* [Description of the task]: Quote the records below in full, exactly as given, with the images taken out.

* [Material provided]:
*****

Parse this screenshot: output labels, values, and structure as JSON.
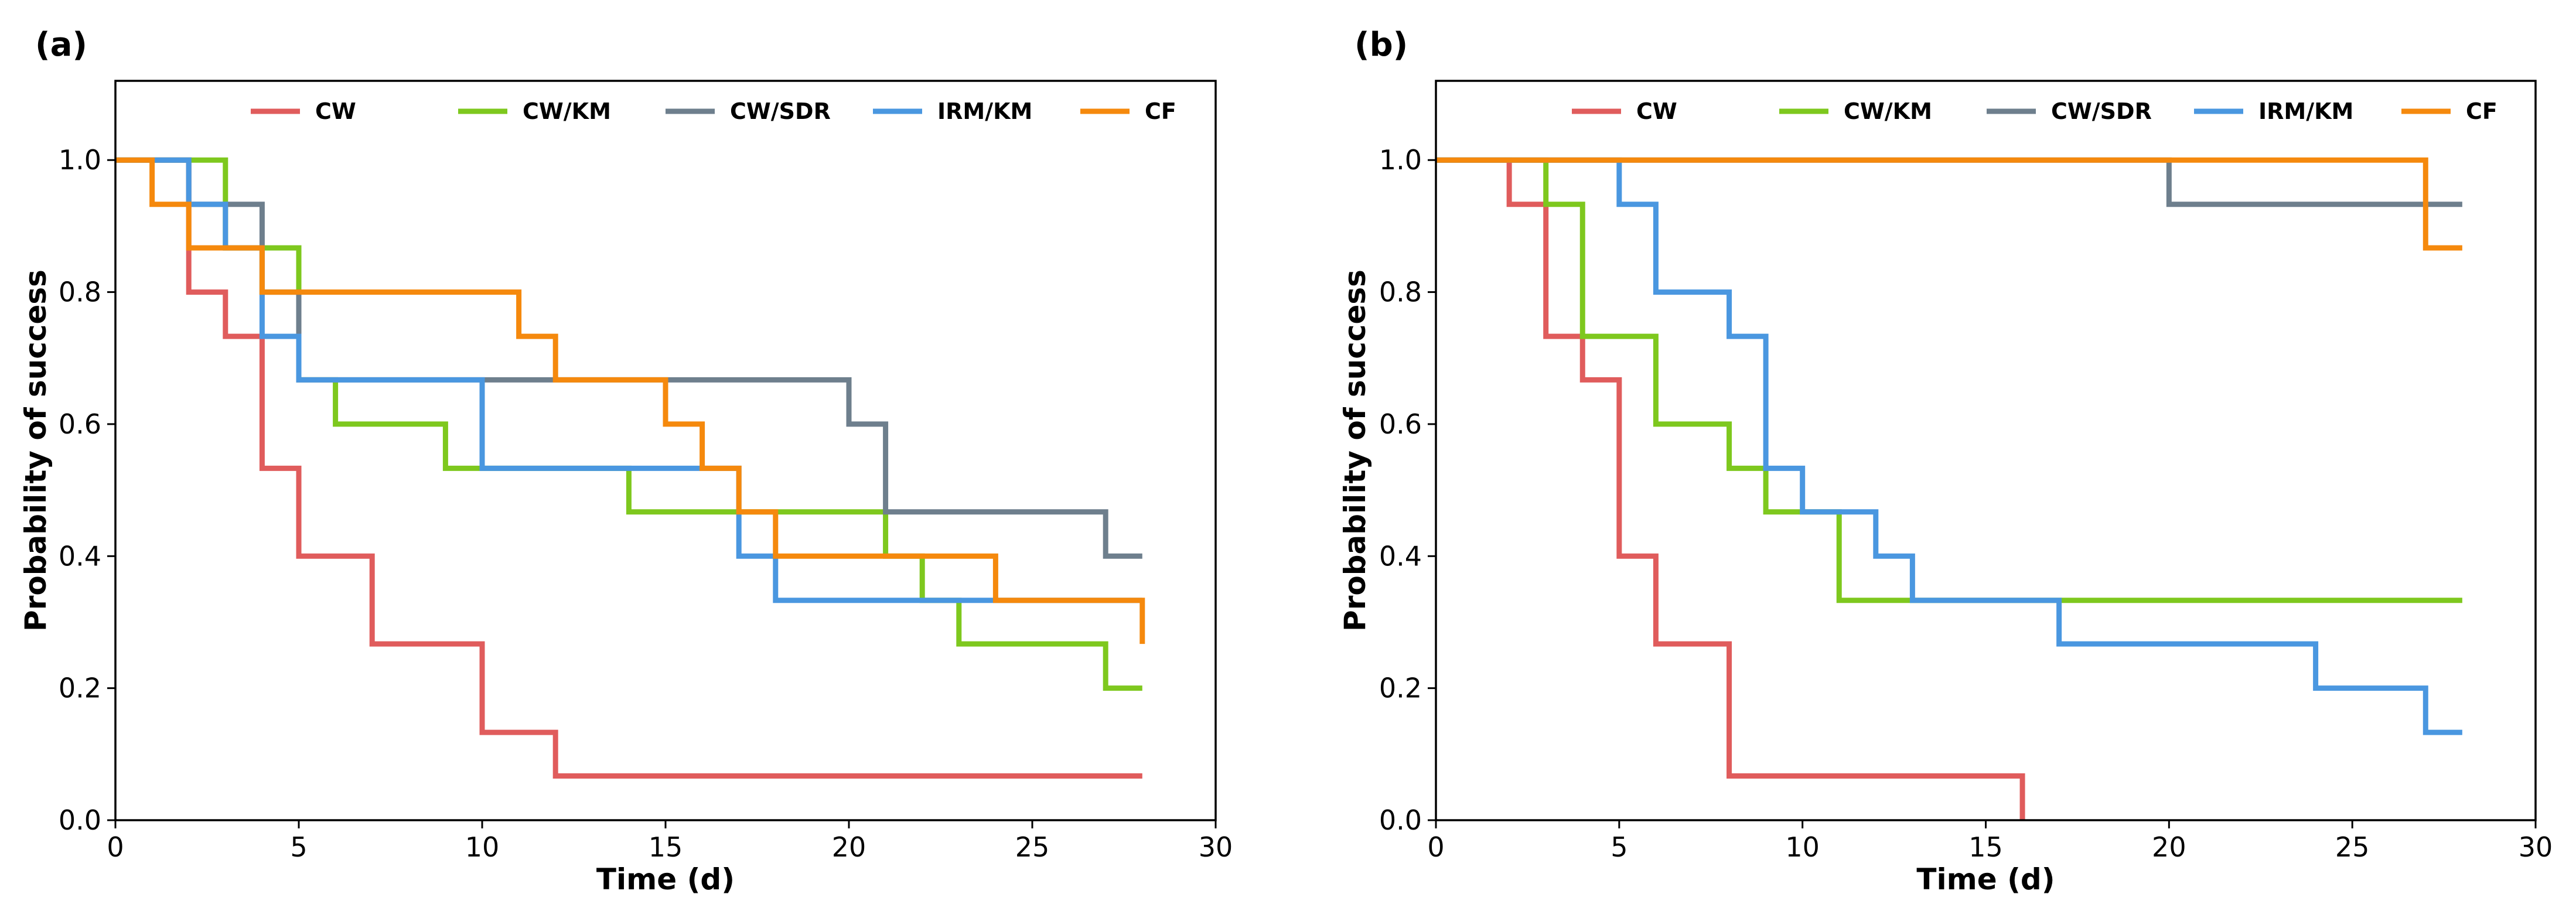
{
  "chart_data": [
    {
      "type": "line",
      "panel_label": "(a)",
      "xlabel": "Time (d)",
      "ylabel": "Probability of success",
      "xlim": [
        0,
        30
      ],
      "ylim": [
        0,
        1.12
      ],
      "xticks": [
        0,
        5,
        10,
        15,
        20,
        25,
        30
      ],
      "xtick_labels": [
        "0",
        "5",
        "10",
        "15",
        "20",
        "25",
        "30"
      ],
      "yticks": [
        0.0,
        0.2,
        0.4,
        0.6,
        0.8,
        1.0
      ],
      "ytick_labels": [
        "0.0",
        "0.2",
        "0.4",
        "0.6",
        "0.8",
        "1.0"
      ],
      "grid": false,
      "legend": "top-center",
      "step": "post",
      "series": [
        {
          "name": "CW",
          "color": "#e05c5c",
          "x": [
            0,
            2,
            3,
            4,
            5,
            7,
            10,
            12,
            28
          ],
          "y": [
            1.0,
            0.8,
            0.733,
            0.533,
            0.4,
            0.267,
            0.133,
            0.067,
            0.067
          ]
        },
        {
          "name": "CW/KM",
          "color": "#7ec81e",
          "x": [
            0,
            3,
            5,
            6,
            9,
            14,
            21,
            22,
            23,
            27,
            28
          ],
          "y": [
            1.0,
            0.867,
            0.667,
            0.6,
            0.533,
            0.467,
            0.4,
            0.333,
            0.267,
            0.2,
            0.2
          ]
        },
        {
          "name": "CW/SDR",
          "color": "#6e7f8d",
          "x": [
            0,
            2,
            4,
            5,
            20,
            21,
            27,
            28
          ],
          "y": [
            1.0,
            0.933,
            0.8,
            0.667,
            0.6,
            0.467,
            0.4,
            0.4
          ]
        },
        {
          "name": "IRM/KM",
          "color": "#4a97e0",
          "x": [
            0,
            2,
            3,
            4,
            5,
            10,
            17,
            18,
            28
          ],
          "y": [
            1.0,
            0.933,
            0.867,
            0.733,
            0.667,
            0.533,
            0.4,
            0.333,
            0.333
          ]
        },
        {
          "name": "CF",
          "color": "#f5890d",
          "x": [
            0,
            1,
            2,
            4,
            11,
            12,
            15,
            16,
            17,
            18,
            24,
            28
          ],
          "y": [
            1.0,
            0.933,
            0.867,
            0.8,
            0.733,
            0.667,
            0.6,
            0.533,
            0.467,
            0.4,
            0.333,
            0.267
          ]
        }
      ]
    },
    {
      "type": "line",
      "panel_label": "(b)",
      "xlabel": "Time (d)",
      "ylabel": "Probability of success",
      "xlim": [
        0,
        30
      ],
      "ylim": [
        0,
        1.12
      ],
      "xticks": [
        0,
        5,
        10,
        15,
        20,
        25,
        30
      ],
      "xtick_labels": [
        "0",
        "5",
        "10",
        "15",
        "20",
        "25",
        "30"
      ],
      "yticks": [
        0.0,
        0.2,
        0.4,
        0.6,
        0.8,
        1.0
      ],
      "ytick_labels": [
        "0.0",
        "0.2",
        "0.4",
        "0.6",
        "0.8",
        "1.0"
      ],
      "grid": false,
      "legend": "top-center",
      "step": "post",
      "series": [
        {
          "name": "CW",
          "color": "#e05c5c",
          "x": [
            0,
            2,
            3,
            4,
            5,
            6,
            8,
            16
          ],
          "y": [
            1.0,
            0.933,
            0.733,
            0.667,
            0.4,
            0.267,
            0.067,
            0.0
          ]
        },
        {
          "name": "CW/KM",
          "color": "#7ec81e",
          "x": [
            0,
            3,
            4,
            6,
            8,
            9,
            11,
            28
          ],
          "y": [
            1.0,
            0.933,
            0.733,
            0.6,
            0.533,
            0.467,
            0.333,
            0.333
          ]
        },
        {
          "name": "CW/SDR",
          "color": "#6e7f8d",
          "x": [
            0,
            20,
            28
          ],
          "y": [
            1.0,
            0.933,
            0.933
          ]
        },
        {
          "name": "IRM/KM",
          "color": "#4a97e0",
          "x": [
            0,
            5,
            6,
            8,
            9,
            10,
            12,
            13,
            17,
            24,
            27,
            28
          ],
          "y": [
            1.0,
            0.933,
            0.8,
            0.733,
            0.533,
            0.467,
            0.4,
            0.333,
            0.267,
            0.2,
            0.133,
            0.133
          ]
        },
        {
          "name": "CF",
          "color": "#f5890d",
          "x": [
            0,
            27,
            28
          ],
          "y": [
            1.0,
            0.867,
            0.867
          ]
        }
      ]
    }
  ]
}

*****

* [Solution to this exercise]:
Parse this screenshot: output labels, values, and structure as JSON.
{
  "chart_data": [
    {
      "type": "line",
      "panel_label": "(a)",
      "xlabel": "Time (d)",
      "ylabel": "Probability of success",
      "xlim": [
        0,
        30
      ],
      "ylim": [
        0,
        1.12
      ],
      "xticks": [
        0,
        5,
        10,
        15,
        20,
        25,
        30
      ],
      "xtick_labels": [
        "0",
        "5",
        "10",
        "15",
        "20",
        "25",
        "30"
      ],
      "yticks": [
        0.0,
        0.2,
        0.4,
        0.6,
        0.8,
        1.0
      ],
      "ytick_labels": [
        "0.0",
        "0.2",
        "0.4",
        "0.6",
        "0.8",
        "1.0"
      ],
      "grid": false,
      "legend": "top-center",
      "step": "post",
      "series": [
        {
          "name": "CW",
          "color": "#e05c5c",
          "x": [
            0,
            2,
            3,
            4,
            5,
            7,
            10,
            12,
            28
          ],
          "y": [
            1.0,
            0.8,
            0.733,
            0.533,
            0.4,
            0.267,
            0.133,
            0.067,
            0.067
          ]
        },
        {
          "name": "CW/KM",
          "color": "#7ec81e",
          "x": [
            0,
            3,
            5,
            6,
            9,
            14,
            21,
            22,
            23,
            27,
            28
          ],
          "y": [
            1.0,
            0.867,
            0.667,
            0.6,
            0.533,
            0.467,
            0.4,
            0.333,
            0.267,
            0.2,
            0.2
          ]
        },
        {
          "name": "CW/SDR",
          "color": "#6e7f8d",
          "x": [
            0,
            2,
            4,
            5,
            20,
            21,
            27,
            28
          ],
          "y": [
            1.0,
            0.933,
            0.8,
            0.667,
            0.6,
            0.467,
            0.4,
            0.4
          ]
        },
        {
          "name": "IRM/KM",
          "color": "#4a97e0",
          "x": [
            0,
            2,
            3,
            4,
            5,
            10,
            17,
            18,
            28
          ],
          "y": [
            1.0,
            0.933,
            0.867,
            0.733,
            0.667,
            0.533,
            0.4,
            0.333,
            0.333
          ]
        },
        {
          "name": "CF",
          "color": "#f5890d",
          "x": [
            0,
            1,
            2,
            4,
            11,
            12,
            15,
            16,
            17,
            18,
            24,
            28
          ],
          "y": [
            1.0,
            0.933,
            0.867,
            0.8,
            0.733,
            0.667,
            0.6,
            0.533,
            0.467,
            0.4,
            0.333,
            0.267
          ]
        }
      ]
    },
    {
      "type": "line",
      "panel_label": "(b)",
      "xlabel": "Time (d)",
      "ylabel": "Probability of success",
      "xlim": [
        0,
        30
      ],
      "ylim": [
        0,
        1.12
      ],
      "xticks": [
        0,
        5,
        10,
        15,
        20,
        25,
        30
      ],
      "xtick_labels": [
        "0",
        "5",
        "10",
        "15",
        "20",
        "25",
        "30"
      ],
      "yticks": [
        0.0,
        0.2,
        0.4,
        0.6,
        0.8,
        1.0
      ],
      "ytick_labels": [
        "0.0",
        "0.2",
        "0.4",
        "0.6",
        "0.8",
        "1.0"
      ],
      "grid": false,
      "legend": "top-center",
      "step": "post",
      "series": [
        {
          "name": "CW",
          "color": "#e05c5c",
          "x": [
            0,
            2,
            3,
            4,
            5,
            6,
            8,
            16
          ],
          "y": [
            1.0,
            0.933,
            0.733,
            0.667,
            0.4,
            0.267,
            0.067,
            0.0
          ]
        },
        {
          "name": "CW/KM",
          "color": "#7ec81e",
          "x": [
            0,
            3,
            4,
            6,
            8,
            9,
            11,
            28
          ],
          "y": [
            1.0,
            0.933,
            0.733,
            0.6,
            0.533,
            0.467,
            0.333,
            0.333
          ]
        },
        {
          "name": "CW/SDR",
          "color": "#6e7f8d",
          "x": [
            0,
            20,
            28
          ],
          "y": [
            1.0,
            0.933,
            0.933
          ]
        },
        {
          "name": "IRM/KM",
          "color": "#4a97e0",
          "x": [
            0,
            5,
            6,
            8,
            9,
            10,
            12,
            13,
            17,
            24,
            27,
            28
          ],
          "y": [
            1.0,
            0.933,
            0.8,
            0.733,
            0.533,
            0.467,
            0.4,
            0.333,
            0.267,
            0.2,
            0.133,
            0.133
          ]
        },
        {
          "name": "CF",
          "color": "#f5890d",
          "x": [
            0,
            27,
            28
          ],
          "y": [
            1.0,
            0.867,
            0.867
          ]
        }
      ]
    }
  ]
}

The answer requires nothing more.